Text section
◇ ◇ ◇

I have been playing around with AngularJs for a couple of months now, and 
love the framework. 
I've mostly been toying around with the application, without any heavy 
designs on the front end. 

Right now, I'm trying to build out the UI for an admin panel, with a fixed 
sidebar and header, I need the UI to be responsive, and i'm building it out 
with bootstrap.
The fixed element pose an issue in that the rest of the content needs to be 
aware of the width of the sidebar, for example, so that I can determine the 
appropriate margin, unfortunately this won't be possible in CSS, so I need 
to do this with angular.

I broke down my options like so:

option 1: I have a super parent directive (on the body, or my main 
container element), that detects window resize, as well as breakpoints etc, 
and broadcasts this information to element directives such as the side bar 
and the main content.

option 2: I use a service to share the info among the directives, so my 
main content knows my sidebar's width etc.

The problem with option one, is I can't tie the main content's margin to 
the sidebar width directly, I basically have to write out a set of media 
queries in JS that match those of the sidebar. The sidebar spans 3 columns 
when on a large screen, and 2 columns when on a medium screen, so it's not 
a fixed percentage. I will have to write out this logic again for the 
margin - it's not much work, but doesn't feel very dry.

Option 2, sounds good in theory, but in practice I haven't been able to get 
it to work, I'm putting it down to my lack of understanding of angular's 
inner workings.

◇ ◇ ◇

Listed records
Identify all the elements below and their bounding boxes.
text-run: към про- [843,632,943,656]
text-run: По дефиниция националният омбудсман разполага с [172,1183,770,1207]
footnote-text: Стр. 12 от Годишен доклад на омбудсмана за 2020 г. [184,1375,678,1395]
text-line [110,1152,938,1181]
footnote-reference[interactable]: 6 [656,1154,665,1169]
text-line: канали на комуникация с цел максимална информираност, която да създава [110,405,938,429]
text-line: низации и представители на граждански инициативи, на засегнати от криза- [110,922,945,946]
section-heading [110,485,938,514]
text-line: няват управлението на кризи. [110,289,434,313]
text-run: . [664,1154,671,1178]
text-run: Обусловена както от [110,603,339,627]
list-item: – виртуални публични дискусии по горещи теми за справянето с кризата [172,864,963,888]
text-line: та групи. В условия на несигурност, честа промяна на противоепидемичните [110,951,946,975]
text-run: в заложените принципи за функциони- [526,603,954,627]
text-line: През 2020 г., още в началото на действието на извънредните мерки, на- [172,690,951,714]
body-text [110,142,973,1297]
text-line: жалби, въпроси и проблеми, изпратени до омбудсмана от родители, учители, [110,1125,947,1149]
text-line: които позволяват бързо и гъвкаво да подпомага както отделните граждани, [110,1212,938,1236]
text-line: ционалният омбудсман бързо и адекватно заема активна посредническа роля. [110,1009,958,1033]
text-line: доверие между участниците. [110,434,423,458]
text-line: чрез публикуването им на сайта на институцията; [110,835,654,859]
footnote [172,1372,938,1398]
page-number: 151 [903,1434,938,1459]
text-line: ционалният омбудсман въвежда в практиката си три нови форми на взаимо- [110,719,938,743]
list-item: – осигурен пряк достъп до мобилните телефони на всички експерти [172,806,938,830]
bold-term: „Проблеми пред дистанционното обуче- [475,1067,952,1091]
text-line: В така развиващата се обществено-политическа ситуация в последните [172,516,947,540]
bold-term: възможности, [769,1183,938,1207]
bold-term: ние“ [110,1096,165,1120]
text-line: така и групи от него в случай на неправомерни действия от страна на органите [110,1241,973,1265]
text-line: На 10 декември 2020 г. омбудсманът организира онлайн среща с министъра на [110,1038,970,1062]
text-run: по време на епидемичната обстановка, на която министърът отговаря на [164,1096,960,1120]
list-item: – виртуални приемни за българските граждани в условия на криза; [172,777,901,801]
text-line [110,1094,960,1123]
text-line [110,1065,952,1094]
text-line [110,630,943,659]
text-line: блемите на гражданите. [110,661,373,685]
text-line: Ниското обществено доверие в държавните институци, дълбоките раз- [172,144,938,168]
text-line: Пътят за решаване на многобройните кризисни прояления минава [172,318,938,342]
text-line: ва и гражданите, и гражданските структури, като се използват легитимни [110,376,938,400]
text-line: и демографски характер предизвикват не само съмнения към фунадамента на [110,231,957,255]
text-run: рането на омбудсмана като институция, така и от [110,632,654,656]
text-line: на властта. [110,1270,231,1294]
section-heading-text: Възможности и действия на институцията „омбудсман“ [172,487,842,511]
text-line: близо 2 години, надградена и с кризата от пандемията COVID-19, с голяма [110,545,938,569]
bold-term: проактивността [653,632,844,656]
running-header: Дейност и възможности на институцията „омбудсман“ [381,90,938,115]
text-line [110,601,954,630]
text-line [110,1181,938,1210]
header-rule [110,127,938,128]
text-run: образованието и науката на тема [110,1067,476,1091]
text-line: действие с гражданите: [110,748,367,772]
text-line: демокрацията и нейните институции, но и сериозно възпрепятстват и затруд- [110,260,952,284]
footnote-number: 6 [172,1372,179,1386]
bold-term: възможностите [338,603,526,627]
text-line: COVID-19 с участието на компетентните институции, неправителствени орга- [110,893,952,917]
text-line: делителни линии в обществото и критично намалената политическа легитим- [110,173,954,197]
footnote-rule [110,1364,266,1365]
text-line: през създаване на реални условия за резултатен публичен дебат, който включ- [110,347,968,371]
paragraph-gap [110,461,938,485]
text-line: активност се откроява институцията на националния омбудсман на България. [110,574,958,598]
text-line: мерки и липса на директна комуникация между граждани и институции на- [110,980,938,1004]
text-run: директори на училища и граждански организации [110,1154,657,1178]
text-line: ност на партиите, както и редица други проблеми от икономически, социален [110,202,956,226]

◇ ◇ ◇

Task set
a: In the AngularJS layout post, reproduce the stretch from "The fixed element" through "this with angular.".
b: Answer these from the AngularJS layout post:
(i) How long has the writer been playing around with AngularJS?
(ii) What is the admin panel UI being built out with?
(iii) How many columns does the sidebar span on a medium screen?

Answers provided
a:
The fixed element pose an issue in that the rest of the content needs to be 
aware of the width of the sidebar, for example, so that I can determine the 
appropriate margin, unfortunately this won't be possible in CSS, so I need 
to do this with angular.

b:
(i) A couple of months
(ii) Bootstrap
(iii) 2 columns